*CHALLENGE*
Beneath this task is a listing; retype all of it exactly.

*DATA ENTRIES*
* START *
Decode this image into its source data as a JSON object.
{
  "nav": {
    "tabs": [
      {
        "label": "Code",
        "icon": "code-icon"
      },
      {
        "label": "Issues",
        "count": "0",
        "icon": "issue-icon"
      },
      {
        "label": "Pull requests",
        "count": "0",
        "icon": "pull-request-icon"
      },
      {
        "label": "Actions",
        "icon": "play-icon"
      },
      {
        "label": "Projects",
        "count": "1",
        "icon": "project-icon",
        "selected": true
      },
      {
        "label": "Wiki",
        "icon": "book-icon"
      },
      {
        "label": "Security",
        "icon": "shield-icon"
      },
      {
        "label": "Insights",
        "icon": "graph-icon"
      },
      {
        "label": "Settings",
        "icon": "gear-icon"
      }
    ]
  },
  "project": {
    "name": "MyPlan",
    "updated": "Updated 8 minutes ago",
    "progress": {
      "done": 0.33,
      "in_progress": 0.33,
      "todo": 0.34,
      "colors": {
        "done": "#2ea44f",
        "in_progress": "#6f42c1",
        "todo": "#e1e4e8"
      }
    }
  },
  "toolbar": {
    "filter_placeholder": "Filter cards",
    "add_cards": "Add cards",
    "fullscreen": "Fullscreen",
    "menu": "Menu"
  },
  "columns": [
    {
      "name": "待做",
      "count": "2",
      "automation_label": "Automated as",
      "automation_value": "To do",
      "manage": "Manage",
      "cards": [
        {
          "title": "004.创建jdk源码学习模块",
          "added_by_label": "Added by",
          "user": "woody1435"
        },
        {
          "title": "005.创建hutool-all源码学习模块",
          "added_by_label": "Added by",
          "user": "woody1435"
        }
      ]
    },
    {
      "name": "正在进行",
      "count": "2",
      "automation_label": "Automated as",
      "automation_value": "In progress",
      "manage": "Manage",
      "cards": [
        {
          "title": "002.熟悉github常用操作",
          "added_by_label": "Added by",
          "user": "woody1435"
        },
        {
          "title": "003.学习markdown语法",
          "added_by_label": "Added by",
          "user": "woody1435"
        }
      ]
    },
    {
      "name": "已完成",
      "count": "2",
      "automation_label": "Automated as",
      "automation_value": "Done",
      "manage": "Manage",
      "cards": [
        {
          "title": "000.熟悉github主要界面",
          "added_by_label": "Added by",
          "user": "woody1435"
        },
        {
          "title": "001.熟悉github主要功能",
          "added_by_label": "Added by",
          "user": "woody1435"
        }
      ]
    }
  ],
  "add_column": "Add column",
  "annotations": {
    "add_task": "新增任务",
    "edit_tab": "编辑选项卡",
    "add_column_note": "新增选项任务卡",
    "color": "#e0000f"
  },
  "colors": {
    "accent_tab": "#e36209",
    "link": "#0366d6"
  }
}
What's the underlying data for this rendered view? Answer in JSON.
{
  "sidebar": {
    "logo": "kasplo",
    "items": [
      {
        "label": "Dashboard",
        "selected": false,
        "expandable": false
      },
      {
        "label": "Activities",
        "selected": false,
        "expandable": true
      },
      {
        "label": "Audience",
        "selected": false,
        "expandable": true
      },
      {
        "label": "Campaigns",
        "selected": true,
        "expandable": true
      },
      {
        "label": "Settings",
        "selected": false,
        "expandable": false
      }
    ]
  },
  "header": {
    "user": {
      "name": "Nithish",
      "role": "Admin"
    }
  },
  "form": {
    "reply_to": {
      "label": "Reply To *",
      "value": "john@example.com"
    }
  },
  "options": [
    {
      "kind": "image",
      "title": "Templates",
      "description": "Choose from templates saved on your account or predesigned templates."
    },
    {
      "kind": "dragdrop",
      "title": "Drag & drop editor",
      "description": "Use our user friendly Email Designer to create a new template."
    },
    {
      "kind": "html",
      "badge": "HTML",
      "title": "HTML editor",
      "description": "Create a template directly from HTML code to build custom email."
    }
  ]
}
* END *
*RESULT FOR THIS TASK*
Decode this image into its source data as a JSON object.
{
  "nav": {
    "tabs": [
      {
        "label": "Code",
        "icon": "code-icon"
      },
      {
        "label": "Issues",
        "count": "0",
        "icon": "issue-icon"
      },
      {
        "label": "Pull requests",
        "count": "0",
        "icon": "pull-request-icon"
      },
      {
        "label": "Actions",
        "icon": "play-icon"
      },
      {
        "label": "Projects",
        "count": "1",
        "icon": "project-icon",
        "selected": true
      },
      {
        "label": "Wiki",
        "icon": "book-icon"
      },
      {
        "label": "Security",
        "icon": "shield-icon"
      },
      {
        "label": "Insights",
        "icon": "graph-icon"
      },
      {
        "label": "Settings",
        "icon": "gear-icon"
      }
    ]
  },
  "project": {
    "name": "MyPlan",
    "updated": "Updated 8 minutes ago",
    "progress": {
      "done": 0.33,
      "in_progress": 0.33,
      "todo": 0.34,
      "colors": {
        "done": "#2ea44f",
        "in_progress": "#6f42c1",
        "todo": "#e1e4e8"
      }
    }
  },
  "toolbar": {
    "filter_placeholder": "Filter cards",
    "add_cards": "Add cards",
    "fullscreen": "Fullscreen",
    "menu": "Menu"
  },
  "columns": [
    {
      "name": "待做",
      "count": "2",
      "automation_label": "Automated as",
      "automation_value": "To do",
      "manage": "Manage",
      "cards": [
        {
          "title": "004.创建jdk源码学习模块",
          "added_by_label": "Added by",
          "user": "woody1435"
        },
        {
          "title": "005.创建hutool-all源码学习模块",
          "added_by_label": "Added by",
          "user": "woody1435"
        }
      ]
    },
    {
      "name": "正在进行",
      "count": "2",
      "automation_label": "Automated as",
      "automation_value": "In progress",
      "manage": "Manage",
      "cards": [
        {
          "title": "002.熟悉github常用操作",
          "added_by_label": "Added by",
          "user": "woody1435"
        },
        {
          "title": "003.学习markdown语法",
          "added_by_label": "Added by",
          "user": "woody1435"
        }
      ]
    },
    {
      "name": "已完成",
      "count": "2",
      "automation_label": "Automated as",
      "automation_value": "Done",
      "manage": "Manage",
      "cards": [
        {
          "title": "000.熟悉github主要界面",
          "added_by_label": "Added by",
          "user": "woody1435"
        },
        {
          "title": "001.熟悉github主要功能",
          "added_by_label": "Added by",
          "user": "woody1435"
        }
      ]
    }
  ],
  "add_column": "Add column",
  "annotations": {
    "add_task": "新增任务",
    "edit_tab": "编辑选项卡",
    "add_column_note": "新增选项任务卡",
    "color": "#e0000f"
  },
  "colors": {
    "accent_tab": "#e36209",
    "link": "#0366d6"
  }
}
What's the underlying data for this rendered view? Answer in JSON.
{
  "sidebar": {
    "logo": "kasplo",
    "items": [
      {
        "label": "Dashboard",
        "selected": false,
        "expandable": false
      },
      {
        "label": "Activities",
        "selected": false,
        "expandable": true
      },
      {
        "label": "Audience",
        "selected": false,
        "expandable": true
      },
      {
        "label": "Campaigns",
        "selected": true,
        "expandable": true
      },
      {
        "label": "Settings",
        "selected": false,
        "expandable": false
      }
    ]
  },
  "header": {
    "user": {
      "name": "Nithish",
      "role": "Admin"
    }
  },
  "form": {
    "reply_to": {
      "label": "Reply To *",
      "value": "john@example.com"
    }
  },
  "options": [
    {
      "kind": "image",
      "title": "Templates",
      "description": "Choose from templates saved on your account or predesigned templates."
    },
    {
      "kind": "dragdrop",
      "title": "Drag & drop editor",
      "description": "Use our user friendly Email Designer to create a new template."
    },
    {
      "kind": "html",
      "badge": "HTML",
      "title": "HTML editor",
      "description": "Create a template directly from HTML code to build custom email."
    }
  ]
}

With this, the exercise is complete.